Aim: Print the records below verbatim, beginning with their first line and ending with the line that contains "patient-hex[interactable] <box>304 200", including that line.

Recorded information:
/---
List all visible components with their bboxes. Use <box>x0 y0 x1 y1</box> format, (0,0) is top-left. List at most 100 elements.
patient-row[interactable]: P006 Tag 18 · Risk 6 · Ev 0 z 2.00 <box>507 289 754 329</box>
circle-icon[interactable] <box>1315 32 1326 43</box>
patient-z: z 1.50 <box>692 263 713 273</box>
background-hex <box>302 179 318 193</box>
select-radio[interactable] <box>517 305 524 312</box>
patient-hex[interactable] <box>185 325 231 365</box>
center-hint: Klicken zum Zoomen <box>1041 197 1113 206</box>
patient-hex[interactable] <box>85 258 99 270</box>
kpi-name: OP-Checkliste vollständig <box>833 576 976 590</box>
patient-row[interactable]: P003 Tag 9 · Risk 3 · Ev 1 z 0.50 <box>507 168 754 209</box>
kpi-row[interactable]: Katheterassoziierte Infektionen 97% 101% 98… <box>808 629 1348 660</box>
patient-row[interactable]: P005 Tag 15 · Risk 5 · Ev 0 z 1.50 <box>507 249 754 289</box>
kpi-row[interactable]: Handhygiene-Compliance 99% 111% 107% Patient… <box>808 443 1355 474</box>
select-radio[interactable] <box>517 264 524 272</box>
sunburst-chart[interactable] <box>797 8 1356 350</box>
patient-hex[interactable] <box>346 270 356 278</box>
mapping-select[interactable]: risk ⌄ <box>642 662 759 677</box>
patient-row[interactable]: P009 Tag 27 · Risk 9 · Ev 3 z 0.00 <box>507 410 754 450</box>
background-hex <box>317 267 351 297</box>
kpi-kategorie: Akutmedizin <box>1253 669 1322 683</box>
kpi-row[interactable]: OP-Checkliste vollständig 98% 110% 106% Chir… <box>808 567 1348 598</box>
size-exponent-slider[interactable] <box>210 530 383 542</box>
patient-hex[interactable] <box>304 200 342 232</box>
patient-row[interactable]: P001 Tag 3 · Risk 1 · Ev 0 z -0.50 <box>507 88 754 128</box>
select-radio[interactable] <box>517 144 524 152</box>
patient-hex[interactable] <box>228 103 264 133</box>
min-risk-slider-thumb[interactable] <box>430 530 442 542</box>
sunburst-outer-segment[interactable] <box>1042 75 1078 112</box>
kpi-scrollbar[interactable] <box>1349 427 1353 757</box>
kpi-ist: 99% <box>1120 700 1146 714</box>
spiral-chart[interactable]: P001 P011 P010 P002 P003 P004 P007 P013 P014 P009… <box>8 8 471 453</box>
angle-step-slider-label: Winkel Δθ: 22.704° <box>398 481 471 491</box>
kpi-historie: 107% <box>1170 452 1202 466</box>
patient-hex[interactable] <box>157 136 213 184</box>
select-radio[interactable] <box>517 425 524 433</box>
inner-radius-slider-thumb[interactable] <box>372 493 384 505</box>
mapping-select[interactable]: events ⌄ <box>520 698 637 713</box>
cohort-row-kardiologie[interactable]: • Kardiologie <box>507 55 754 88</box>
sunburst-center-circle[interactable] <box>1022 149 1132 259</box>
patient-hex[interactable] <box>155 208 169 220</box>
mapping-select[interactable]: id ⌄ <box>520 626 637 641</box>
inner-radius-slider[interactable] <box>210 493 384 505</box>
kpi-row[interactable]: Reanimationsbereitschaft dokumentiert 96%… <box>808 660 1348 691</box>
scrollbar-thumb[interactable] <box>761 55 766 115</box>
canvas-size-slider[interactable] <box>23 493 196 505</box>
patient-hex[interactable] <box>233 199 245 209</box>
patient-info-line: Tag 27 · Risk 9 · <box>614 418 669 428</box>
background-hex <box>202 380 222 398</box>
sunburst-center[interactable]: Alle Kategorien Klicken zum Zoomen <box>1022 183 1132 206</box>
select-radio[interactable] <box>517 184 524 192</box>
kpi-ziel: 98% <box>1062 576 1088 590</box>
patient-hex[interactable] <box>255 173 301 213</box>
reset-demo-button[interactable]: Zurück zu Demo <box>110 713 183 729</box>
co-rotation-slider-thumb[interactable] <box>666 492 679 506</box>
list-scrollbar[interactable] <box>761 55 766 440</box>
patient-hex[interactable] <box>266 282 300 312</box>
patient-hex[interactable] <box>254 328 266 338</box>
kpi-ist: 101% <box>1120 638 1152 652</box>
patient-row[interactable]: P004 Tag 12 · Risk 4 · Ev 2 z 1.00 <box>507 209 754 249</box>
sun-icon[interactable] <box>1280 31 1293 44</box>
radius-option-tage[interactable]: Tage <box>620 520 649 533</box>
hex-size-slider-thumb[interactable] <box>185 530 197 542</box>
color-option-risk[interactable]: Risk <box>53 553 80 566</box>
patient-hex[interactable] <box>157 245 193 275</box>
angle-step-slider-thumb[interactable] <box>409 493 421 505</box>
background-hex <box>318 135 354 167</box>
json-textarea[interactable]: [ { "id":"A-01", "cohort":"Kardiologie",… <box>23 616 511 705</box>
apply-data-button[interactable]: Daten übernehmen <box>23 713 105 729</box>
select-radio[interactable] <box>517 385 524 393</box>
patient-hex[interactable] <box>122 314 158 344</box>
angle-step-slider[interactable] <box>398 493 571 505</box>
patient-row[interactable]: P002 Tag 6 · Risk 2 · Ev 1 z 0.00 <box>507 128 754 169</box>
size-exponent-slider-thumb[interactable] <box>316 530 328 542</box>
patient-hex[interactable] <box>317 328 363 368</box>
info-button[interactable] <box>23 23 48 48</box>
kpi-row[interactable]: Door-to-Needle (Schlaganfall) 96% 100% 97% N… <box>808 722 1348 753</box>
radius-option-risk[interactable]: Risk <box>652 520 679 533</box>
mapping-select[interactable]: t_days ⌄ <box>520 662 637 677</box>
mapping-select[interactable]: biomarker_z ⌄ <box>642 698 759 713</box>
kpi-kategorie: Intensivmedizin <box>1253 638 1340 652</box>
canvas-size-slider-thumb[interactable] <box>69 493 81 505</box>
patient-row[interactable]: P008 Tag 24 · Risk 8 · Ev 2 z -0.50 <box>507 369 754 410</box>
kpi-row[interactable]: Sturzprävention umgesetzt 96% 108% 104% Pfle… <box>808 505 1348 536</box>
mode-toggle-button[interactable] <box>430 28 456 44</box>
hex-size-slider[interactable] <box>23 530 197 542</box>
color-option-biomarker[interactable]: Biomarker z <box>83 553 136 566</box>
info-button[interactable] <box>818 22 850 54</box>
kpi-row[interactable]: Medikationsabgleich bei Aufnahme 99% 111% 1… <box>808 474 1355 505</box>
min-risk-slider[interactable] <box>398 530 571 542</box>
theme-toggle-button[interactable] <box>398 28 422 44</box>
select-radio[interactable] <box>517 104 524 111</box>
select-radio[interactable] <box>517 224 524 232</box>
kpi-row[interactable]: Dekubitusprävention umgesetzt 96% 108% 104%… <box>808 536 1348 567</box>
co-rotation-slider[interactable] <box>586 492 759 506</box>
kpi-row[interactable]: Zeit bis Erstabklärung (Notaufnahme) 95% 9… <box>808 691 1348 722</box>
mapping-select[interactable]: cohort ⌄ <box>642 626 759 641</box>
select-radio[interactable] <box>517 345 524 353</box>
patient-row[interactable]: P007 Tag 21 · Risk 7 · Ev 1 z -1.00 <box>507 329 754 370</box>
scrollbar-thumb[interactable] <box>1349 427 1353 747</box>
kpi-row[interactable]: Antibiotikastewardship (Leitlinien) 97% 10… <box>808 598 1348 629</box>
\---
Written answer:
List all visible components with their bboxes. Use <box>x0 y0 x1 y1</box> format, (0,0) is top-left. List at most 100 elements.
patient-row[interactable]: P006 Tag 18 · Risk 6 · Ev 0 z 2.00 <box>507 289 754 329</box>
circle-icon[interactable] <box>1315 32 1326 43</box>
patient-z: z 1.50 <box>692 263 713 273</box>
background-hex <box>302 179 318 193</box>
select-radio[interactable] <box>517 305 524 312</box>
patient-hex[interactable] <box>185 325 231 365</box>
center-hint: Klicken zum Zoomen <box>1041 197 1113 206</box>
patient-hex[interactable] <box>85 258 99 270</box>
kpi-name: OP-Checkliste vollständig <box>833 576 976 590</box>
patient-row[interactable]: P003 Tag 9 · Risk 3 · Ev 1 z 0.50 <box>507 168 754 209</box>
kpi-row[interactable]: Katheterassoziierte Infektionen 97% 101% 98… <box>808 629 1348 660</box>
patient-row[interactable]: P005 Tag 15 · Risk 5 · Ev 0 z 1.50 <box>507 249 754 289</box>
kpi-row[interactable]: Handhygiene-Compliance 99% 111% 107% Patient… <box>808 443 1355 474</box>
select-radio[interactable] <box>517 264 524 272</box>
sunburst-chart[interactable] <box>797 8 1356 350</box>
patient-hex[interactable] <box>346 270 356 278</box>
mapping-select[interactable]: risk ⌄ <box>642 662 759 677</box>
patient-row[interactable]: P009 Tag 27 · Risk 9 · Ev 3 z 0.00 <box>507 410 754 450</box>
background-hex <box>317 267 351 297</box>
kpi-kategorie: Akutmedizin <box>1253 669 1322 683</box>
kpi-row[interactable]: OP-Checkliste vollständig 98% 110% 106% Chir… <box>808 567 1348 598</box>
size-exponent-slider[interactable] <box>210 530 383 542</box>
patient-hex[interactable] <box>304 200 342 232</box>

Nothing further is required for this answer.